Find each line with the string "passed" and copy it.
##############################
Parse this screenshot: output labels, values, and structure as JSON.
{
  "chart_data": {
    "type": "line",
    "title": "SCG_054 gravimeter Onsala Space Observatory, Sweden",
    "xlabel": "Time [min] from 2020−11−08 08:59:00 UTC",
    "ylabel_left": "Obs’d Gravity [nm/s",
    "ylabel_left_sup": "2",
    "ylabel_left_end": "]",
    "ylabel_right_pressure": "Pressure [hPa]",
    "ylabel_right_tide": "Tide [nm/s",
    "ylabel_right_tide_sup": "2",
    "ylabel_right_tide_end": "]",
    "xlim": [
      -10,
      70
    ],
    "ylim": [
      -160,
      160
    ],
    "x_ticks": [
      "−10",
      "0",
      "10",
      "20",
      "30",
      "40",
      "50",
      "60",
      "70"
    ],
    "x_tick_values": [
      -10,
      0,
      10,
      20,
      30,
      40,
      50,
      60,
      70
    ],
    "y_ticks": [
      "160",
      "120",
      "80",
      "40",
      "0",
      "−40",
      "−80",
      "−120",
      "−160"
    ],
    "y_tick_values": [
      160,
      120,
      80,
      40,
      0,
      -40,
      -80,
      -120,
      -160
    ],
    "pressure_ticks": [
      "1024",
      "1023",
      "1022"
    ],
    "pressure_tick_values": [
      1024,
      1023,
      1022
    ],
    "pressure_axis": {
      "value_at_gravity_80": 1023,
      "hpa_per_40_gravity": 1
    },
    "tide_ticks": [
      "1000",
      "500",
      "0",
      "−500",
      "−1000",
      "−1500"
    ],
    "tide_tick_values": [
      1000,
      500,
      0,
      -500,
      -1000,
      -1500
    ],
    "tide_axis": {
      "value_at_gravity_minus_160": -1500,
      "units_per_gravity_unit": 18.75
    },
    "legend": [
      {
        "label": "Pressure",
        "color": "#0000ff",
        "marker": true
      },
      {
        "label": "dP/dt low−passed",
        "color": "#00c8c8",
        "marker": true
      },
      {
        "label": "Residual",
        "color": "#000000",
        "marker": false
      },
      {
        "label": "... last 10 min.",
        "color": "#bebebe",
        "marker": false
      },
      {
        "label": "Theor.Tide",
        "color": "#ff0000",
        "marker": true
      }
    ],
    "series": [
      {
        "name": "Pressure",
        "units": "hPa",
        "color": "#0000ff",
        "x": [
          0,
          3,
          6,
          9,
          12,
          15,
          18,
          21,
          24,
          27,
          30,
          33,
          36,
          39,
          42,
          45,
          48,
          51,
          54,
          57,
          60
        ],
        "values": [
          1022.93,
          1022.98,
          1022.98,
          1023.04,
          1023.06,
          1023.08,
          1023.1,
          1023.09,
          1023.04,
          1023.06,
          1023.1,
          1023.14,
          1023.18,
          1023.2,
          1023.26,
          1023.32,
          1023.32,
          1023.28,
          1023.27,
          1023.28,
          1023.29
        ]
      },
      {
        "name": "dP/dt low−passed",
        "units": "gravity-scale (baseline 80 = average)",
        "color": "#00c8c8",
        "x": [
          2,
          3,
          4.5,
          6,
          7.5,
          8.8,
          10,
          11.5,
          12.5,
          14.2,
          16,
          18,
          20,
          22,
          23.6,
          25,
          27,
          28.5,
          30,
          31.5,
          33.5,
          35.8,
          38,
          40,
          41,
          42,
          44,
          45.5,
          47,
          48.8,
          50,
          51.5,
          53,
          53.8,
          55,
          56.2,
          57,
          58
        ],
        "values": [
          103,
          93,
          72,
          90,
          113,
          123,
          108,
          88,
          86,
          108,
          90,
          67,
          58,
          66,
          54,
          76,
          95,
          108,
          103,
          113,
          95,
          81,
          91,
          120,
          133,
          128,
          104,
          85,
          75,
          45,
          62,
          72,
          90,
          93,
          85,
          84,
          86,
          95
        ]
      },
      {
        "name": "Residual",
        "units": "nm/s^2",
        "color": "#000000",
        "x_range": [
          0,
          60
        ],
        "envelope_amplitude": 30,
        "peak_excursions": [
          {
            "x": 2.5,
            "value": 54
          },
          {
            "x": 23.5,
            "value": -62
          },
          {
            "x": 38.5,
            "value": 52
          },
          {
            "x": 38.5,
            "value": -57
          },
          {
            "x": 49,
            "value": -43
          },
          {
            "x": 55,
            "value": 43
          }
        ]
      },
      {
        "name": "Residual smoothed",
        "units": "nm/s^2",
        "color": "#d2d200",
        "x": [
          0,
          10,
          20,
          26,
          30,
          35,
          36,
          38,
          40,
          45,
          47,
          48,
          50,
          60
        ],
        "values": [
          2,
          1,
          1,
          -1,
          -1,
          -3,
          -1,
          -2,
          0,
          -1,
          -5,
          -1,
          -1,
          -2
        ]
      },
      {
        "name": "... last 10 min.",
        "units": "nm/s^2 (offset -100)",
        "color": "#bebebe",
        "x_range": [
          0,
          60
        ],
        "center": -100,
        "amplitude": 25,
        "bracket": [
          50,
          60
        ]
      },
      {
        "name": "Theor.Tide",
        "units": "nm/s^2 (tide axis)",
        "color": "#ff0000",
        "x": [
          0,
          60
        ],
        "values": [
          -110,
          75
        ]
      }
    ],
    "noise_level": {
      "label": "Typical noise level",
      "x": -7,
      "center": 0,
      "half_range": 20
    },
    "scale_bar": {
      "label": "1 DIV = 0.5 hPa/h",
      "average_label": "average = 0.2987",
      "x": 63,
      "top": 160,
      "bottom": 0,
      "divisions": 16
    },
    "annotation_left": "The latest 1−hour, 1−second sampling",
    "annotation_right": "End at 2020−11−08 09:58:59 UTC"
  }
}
##############################
_Answer to the problem_:
        "label": "dP/dt low−passed",
        "name": "dP/dt low−passed",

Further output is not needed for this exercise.